== TASK DETAILS ==
Reproduce every line of the material below word for word, leaving out the pictures.

== SUPPLIED MATERIAL ==

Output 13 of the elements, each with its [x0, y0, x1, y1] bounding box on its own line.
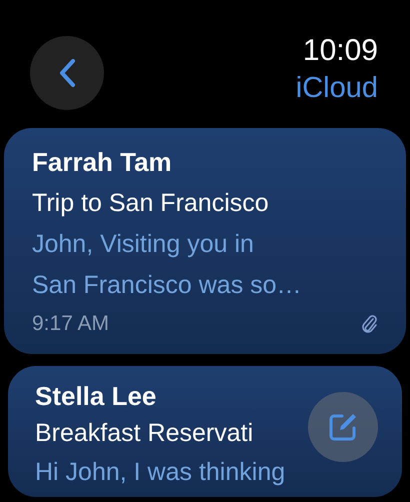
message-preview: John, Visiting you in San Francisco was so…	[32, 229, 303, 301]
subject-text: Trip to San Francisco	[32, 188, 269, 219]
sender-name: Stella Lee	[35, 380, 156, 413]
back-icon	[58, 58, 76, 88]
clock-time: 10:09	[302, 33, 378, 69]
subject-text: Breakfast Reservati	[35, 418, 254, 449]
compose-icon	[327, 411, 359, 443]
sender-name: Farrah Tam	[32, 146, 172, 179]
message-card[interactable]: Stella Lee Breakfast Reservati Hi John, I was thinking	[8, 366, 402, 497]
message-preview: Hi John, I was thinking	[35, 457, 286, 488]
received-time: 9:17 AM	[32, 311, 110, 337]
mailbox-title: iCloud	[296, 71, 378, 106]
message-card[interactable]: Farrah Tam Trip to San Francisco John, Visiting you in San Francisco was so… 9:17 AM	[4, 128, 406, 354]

== EXERCISE ANSWER ==
Output 13 of the elements, each with its [x0, y0, x1, y1] bounding box on its own line.
message-preview: John, Visiting you in San Francisco was so…	[32, 229, 303, 301]
subject-text: Trip to San Francisco	[32, 188, 269, 219]
sender-name: Stella Lee	[35, 380, 156, 413]
back-icon	[58, 58, 76, 88]
clock-time: 10:09	[302, 33, 378, 69]
subject-text: Breakfast Reservati	[35, 418, 254, 449]
compose-icon	[327, 411, 359, 443]
sender-name: Farrah Tam	[32, 146, 172, 179]
message-card[interactable]: Stella Lee Breakfast Reservati Hi John, I was thinking	[8, 366, 402, 497]
message-preview: Hi John, I was thinking	[35, 457, 286, 488]
received-time: 9:17 AM	[32, 311, 110, 337]
mailbox-title: iCloud	[296, 71, 378, 106]
message-card[interactable]: Farrah Tam Trip to San Francisco John, Visiting you in San Francisco was so… 9:17 AM	[4, 128, 406, 354]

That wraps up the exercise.